* _Instruction_
Only a number is wanted. Count the lines holding the string "Kong".

* _Record set_
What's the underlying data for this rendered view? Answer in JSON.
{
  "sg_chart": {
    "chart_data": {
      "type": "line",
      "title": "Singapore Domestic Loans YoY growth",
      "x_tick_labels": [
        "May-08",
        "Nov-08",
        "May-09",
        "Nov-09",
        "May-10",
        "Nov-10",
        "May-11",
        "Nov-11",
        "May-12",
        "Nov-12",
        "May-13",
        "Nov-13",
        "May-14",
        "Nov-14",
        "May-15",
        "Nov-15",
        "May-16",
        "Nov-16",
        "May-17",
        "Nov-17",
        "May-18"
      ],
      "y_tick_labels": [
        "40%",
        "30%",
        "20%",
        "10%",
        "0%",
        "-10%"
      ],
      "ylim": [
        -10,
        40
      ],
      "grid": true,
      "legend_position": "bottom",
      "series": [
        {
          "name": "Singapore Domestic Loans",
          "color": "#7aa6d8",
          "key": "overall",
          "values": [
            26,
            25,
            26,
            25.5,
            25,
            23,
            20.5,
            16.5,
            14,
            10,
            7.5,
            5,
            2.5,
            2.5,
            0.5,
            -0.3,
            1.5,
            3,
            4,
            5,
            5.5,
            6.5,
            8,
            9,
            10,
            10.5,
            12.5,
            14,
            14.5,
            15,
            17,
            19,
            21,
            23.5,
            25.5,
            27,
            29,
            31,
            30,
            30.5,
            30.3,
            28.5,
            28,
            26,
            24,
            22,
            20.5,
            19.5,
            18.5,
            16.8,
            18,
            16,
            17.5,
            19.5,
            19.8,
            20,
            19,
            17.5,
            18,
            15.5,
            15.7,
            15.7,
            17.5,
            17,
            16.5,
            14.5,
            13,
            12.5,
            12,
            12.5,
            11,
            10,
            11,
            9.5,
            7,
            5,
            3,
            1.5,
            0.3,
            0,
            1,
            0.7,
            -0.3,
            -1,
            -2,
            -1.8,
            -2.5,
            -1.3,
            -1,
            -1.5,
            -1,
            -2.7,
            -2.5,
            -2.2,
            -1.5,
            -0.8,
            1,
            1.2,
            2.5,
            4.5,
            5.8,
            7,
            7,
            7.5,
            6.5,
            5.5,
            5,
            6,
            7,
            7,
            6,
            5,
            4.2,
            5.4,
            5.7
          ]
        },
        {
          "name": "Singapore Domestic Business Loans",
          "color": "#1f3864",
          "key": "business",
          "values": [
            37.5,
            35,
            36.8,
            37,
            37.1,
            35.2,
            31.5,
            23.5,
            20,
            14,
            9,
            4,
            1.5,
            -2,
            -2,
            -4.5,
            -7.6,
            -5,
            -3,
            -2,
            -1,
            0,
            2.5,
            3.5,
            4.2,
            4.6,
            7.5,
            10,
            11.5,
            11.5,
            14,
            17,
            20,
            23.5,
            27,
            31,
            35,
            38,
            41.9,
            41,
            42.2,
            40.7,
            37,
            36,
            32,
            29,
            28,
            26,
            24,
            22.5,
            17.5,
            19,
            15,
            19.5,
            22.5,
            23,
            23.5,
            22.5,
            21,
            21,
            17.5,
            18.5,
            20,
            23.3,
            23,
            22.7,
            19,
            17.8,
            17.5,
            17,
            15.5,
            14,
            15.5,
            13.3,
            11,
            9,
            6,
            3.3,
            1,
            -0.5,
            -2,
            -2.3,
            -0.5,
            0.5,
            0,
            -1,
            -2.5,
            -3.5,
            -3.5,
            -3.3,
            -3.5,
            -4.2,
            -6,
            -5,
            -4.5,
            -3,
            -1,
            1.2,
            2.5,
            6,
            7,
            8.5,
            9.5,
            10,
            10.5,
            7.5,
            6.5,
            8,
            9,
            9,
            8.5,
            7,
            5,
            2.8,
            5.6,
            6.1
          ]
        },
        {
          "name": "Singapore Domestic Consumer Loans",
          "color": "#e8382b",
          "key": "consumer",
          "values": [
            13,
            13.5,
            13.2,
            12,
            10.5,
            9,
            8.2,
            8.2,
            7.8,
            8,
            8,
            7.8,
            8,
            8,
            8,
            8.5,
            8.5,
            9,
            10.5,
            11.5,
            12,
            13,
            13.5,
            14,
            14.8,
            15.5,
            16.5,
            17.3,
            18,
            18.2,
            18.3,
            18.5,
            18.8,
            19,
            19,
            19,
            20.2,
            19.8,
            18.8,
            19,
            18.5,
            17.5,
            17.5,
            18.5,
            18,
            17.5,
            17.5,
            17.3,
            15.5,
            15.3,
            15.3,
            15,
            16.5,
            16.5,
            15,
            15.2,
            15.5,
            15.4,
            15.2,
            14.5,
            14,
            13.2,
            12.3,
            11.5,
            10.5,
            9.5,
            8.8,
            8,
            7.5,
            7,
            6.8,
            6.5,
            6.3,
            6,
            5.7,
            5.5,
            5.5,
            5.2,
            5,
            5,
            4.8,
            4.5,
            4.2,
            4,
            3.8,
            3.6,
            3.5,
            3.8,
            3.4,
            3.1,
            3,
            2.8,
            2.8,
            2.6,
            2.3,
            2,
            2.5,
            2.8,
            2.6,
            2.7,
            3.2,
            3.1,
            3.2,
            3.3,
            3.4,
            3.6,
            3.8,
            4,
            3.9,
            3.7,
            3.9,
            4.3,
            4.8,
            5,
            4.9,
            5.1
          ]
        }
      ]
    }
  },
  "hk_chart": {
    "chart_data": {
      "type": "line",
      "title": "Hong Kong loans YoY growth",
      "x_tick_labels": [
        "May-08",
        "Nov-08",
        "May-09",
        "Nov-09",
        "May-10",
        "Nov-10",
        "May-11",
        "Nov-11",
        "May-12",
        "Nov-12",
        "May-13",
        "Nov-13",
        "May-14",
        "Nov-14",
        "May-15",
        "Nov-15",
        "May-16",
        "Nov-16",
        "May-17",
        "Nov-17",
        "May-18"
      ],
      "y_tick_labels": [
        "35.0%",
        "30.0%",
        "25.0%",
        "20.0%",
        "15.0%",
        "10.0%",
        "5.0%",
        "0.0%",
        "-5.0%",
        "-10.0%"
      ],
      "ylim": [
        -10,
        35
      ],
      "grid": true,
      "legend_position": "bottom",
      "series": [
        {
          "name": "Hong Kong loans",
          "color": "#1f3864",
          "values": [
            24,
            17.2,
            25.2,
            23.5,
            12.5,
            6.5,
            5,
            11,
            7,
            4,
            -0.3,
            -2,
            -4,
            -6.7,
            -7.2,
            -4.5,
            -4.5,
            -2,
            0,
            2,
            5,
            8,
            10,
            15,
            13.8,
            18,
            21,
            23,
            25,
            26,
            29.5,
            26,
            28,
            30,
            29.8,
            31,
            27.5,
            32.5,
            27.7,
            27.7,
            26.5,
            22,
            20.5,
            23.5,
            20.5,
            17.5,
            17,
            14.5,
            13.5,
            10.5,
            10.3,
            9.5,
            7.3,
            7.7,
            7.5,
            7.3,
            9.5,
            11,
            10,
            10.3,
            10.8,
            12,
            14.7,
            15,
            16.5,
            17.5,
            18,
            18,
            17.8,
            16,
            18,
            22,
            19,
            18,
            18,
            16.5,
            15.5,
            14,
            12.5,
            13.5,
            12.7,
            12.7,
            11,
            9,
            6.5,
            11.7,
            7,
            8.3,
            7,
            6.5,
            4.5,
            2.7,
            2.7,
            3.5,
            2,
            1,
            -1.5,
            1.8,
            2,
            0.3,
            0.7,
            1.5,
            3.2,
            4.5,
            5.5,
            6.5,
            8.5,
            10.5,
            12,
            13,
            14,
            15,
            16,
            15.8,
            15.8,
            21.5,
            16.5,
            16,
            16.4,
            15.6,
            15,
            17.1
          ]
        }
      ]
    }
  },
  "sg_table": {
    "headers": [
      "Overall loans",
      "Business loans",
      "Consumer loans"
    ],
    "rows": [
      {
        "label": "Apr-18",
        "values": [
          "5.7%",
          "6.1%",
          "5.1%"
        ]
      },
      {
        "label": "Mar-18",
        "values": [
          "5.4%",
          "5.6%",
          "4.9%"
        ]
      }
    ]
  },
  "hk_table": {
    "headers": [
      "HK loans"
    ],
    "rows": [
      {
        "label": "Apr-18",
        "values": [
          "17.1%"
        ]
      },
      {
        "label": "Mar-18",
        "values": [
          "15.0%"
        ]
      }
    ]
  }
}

* _Written reply_
2